#### Task:
Return every line of the listing that includes the string "image".

··········

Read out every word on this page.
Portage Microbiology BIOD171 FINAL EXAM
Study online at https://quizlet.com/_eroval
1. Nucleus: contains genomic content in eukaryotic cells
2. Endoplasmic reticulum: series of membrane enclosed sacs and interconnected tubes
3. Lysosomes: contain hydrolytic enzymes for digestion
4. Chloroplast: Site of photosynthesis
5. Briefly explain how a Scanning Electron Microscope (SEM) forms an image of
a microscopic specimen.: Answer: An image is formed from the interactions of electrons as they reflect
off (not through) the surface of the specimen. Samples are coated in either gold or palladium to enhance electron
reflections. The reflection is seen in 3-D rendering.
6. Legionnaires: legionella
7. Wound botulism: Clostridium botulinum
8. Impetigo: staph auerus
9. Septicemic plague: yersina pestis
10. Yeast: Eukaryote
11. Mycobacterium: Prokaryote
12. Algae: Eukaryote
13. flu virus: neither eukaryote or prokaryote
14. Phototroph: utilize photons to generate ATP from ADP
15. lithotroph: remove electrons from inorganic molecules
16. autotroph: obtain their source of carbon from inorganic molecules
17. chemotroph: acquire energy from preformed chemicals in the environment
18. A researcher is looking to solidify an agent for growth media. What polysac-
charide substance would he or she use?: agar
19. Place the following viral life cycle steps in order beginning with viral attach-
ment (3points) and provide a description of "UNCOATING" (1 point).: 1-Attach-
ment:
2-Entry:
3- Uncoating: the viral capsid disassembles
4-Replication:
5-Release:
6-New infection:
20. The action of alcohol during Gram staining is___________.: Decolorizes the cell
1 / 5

··········

#### Solution to the problem:
5. Briefly explain how a Scanning Electron Microscope (SEM) forms an image of
a microscopic specimen.: Answer: An image is formed from the interactions of electrons as they reflect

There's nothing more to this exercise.